[start of Dataset entries]

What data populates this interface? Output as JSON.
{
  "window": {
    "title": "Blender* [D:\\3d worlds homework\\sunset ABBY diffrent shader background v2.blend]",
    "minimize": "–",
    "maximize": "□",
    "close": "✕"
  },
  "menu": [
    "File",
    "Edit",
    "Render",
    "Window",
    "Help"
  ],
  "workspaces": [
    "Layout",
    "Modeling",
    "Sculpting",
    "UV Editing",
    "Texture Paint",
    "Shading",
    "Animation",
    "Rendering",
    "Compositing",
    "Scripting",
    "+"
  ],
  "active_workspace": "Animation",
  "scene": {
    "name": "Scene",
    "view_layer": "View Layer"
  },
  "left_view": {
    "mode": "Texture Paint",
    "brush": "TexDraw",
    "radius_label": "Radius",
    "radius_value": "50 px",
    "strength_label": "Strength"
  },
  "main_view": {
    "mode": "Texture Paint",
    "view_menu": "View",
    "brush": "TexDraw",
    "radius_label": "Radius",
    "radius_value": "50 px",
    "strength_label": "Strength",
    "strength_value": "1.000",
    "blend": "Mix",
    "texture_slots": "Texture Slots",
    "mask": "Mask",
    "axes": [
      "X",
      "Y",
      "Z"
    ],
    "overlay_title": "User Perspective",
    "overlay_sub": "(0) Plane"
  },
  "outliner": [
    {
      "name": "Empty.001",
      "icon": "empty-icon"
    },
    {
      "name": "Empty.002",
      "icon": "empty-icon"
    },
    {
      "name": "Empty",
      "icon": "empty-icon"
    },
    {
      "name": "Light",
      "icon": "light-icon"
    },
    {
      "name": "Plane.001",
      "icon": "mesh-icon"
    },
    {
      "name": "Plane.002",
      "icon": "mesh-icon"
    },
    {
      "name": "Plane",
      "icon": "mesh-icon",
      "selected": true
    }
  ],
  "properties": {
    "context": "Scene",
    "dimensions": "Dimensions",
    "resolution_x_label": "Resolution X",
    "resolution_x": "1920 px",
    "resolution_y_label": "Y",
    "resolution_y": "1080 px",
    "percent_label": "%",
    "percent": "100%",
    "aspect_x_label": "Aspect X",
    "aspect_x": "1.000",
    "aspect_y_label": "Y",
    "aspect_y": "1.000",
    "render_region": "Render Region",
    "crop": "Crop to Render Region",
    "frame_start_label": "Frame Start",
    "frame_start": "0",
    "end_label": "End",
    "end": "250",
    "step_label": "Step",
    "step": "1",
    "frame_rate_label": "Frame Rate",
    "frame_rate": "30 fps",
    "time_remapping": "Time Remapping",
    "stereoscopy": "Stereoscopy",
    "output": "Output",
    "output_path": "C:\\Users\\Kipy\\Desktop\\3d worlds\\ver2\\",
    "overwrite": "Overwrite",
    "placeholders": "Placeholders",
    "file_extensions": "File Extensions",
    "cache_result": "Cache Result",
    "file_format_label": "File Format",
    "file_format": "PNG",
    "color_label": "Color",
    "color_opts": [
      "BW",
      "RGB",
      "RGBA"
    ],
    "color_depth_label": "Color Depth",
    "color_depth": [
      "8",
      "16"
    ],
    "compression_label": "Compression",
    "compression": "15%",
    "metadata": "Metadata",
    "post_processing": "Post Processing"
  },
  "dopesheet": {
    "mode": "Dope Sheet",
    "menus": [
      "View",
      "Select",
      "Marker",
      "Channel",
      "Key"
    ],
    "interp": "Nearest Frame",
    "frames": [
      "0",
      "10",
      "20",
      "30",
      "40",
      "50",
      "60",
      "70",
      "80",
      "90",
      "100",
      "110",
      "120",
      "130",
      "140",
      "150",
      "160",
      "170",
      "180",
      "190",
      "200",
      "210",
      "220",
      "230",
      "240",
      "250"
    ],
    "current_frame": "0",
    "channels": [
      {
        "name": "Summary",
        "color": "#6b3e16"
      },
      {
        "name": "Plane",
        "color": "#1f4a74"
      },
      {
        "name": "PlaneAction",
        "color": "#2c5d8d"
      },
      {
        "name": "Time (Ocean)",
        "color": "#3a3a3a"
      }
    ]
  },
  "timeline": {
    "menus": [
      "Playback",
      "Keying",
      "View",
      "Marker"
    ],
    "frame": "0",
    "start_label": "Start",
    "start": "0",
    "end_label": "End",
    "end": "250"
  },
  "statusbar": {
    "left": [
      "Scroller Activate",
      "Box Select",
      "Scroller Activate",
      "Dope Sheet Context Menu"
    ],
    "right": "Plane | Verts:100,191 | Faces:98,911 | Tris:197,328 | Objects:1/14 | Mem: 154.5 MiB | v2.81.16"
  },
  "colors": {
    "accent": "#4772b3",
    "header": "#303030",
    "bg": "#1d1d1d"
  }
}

[end of Dataset entries]

● To be done
The records above are to be copied in full, exactly as written.

● Worked solution
What data populates this interface? Output as JSON.
{
  "window": {
    "title": "Blender* [D:\\3d worlds homework\\sunset ABBY diffrent shader background v2.blend]",
    "minimize": "–",
    "maximize": "□",
    "close": "✕"
  },
  "menu": [
    "File",
    "Edit",
    "Render",
    "Window",
    "Help"
  ],
  "workspaces": [
    "Layout",
    "Modeling",
    "Sculpting",
    "UV Editing",
    "Texture Paint",
    "Shading",
    "Animation",
    "Rendering",
    "Compositing",
    "Scripting",
    "+"
  ],
  "active_workspace": "Animation",
  "scene": {
    "name": "Scene",
    "view_layer": "View Layer"
  },
  "left_view": {
    "mode": "Texture Paint",
    "brush": "TexDraw",
    "radius_label": "Radius",
    "radius_value": "50 px",
    "strength_label": "Strength"
  },
  "main_view": {
    "mode": "Texture Paint",
    "view_menu": "View",
    "brush": "TexDraw",
    "radius_label": "Radius",
    "radius_value": "50 px",
    "strength_label": "Strength",
    "strength_value": "1.000",
    "blend": "Mix",
    "texture_slots": "Texture Slots",
    "mask": "Mask",
    "axes": [
      "X",
      "Y",
      "Z"
    ],
    "overlay_title": "User Perspective",
    "overlay_sub": "(0) Plane"
  },
  "outliner": [
    {
      "name": "Empty.001",
      "icon": "empty-icon"
    },
    {
      "name": "Empty.002",
      "icon": "empty-icon"
    },
    {
      "name": "Empty",
      "icon": "empty-icon"
    },
    {
      "name": "Light",
      "icon": "light-icon"
    },
    {
      "name": "Plane.001",
      "icon": "mesh-icon"
    },
    {
      "name": "Plane.002",
      "icon": "mesh-icon"
    },
    {
      "name": "Plane",
      "icon": "mesh-icon",
      "selected": true
    }
  ],
  "properties": {
    "context": "Scene",
    "dimensions": "Dimensions",
    "resolution_x_label": "Resolution X",
    "resolution_x": "1920 px",
    "resolution_y_label": "Y",
    "resolution_y": "1080 px",
    "percent_label": "%",
    "percent": "100%",
    "aspect_x_label": "Aspect X",
    "aspect_x": "1.000",
    "aspect_y_label": "Y",
    "aspect_y": "1.000",
    "render_region": "Render Region",
    "crop": "Crop to Render Region",
    "frame_start_label": "Frame Start",
    "frame_start": "0",
    "end_label": "End",
    "end": "250",
    "step_label": "Step",
    "step": "1",
    "frame_rate_label": "Frame Rate",
    "frame_rate": "30 fps",
    "time_remapping": "Time Remapping",
    "stereoscopy": "Stereoscopy",
    "output": "Output",
    "output_path": "C:\\Users\\Kipy\\Desktop\\3d worlds\\ver2\\",
    "overwrite": "Overwrite",
    "placeholders": "Placeholders",
    "file_extensions": "File Extensions",
    "cache_result": "Cache Result",
    "file_format_label": "File Format",
    "file_format": "PNG",
    "color_label": "Color",
    "color_opts": [
      "BW",
      "RGB",
      "RGBA"
    ],
    "color_depth_label": "Color Depth",
    "color_depth": [
      "8",
      "16"
    ],
    "compression_label": "Compression",
    "compression": "15%",
    "metadata": "Metadata",
    "post_processing": "Post Processing"
  },
  "dopesheet": {
    "mode": "Dope Sheet",
    "menus": [
      "View",
      "Select",
      "Marker",
      "Channel",
      "Key"
    ],
    "interp": "Nearest Frame",
    "frames": [
      "0",
      "10",
      "20",
      "30",
      "40",
      "50",
      "60",
      "70",
      "80",
      "90",
      "100",
      "110",
      "120",
      "130",
      "140",
      "150",
      "160",
      "170",
      "180",
      "190",
      "200",
      "210",
      "220",
      "230",
      "240",
      "250"
    ],
    "current_frame": "0",
    "channels": [
      {
        "name": "Summary",
        "color": "#6b3e16"
      },
      {
        "name": "Plane",
        "color": "#1f4a74"
      },
      {
        "name": "PlaneAction",
        "color": "#2c5d8d"
      },
      {
        "name": "Time (Ocean)",
        "color": "#3a3a3a"
      }
    ]
  },
  "timeline": {
    "menus": [
      "Playback",
      "Keying",
      "View",
      "Marker"
    ],
    "frame": "0",
    "start_label": "Start",
    "start": "0",
    "end_label": "End",
    "end": "250"
  },
  "statusbar": {
    "left": [
      "Scroller Activate",
      "Box Select",
      "Scroller Activate",
      "Dope Sheet Context Menu"
    ],
    "right": "Plane | Verts:100,191 | Faces:98,911 | Tris:197,328 | Objects:1/14 | Mem: 154.5 MiB | v2.81.16"
  },
  "colors": {
    "accent": "#4772b3",
    "header": "#303030",
    "bg": "#1d1d1d"
  }
}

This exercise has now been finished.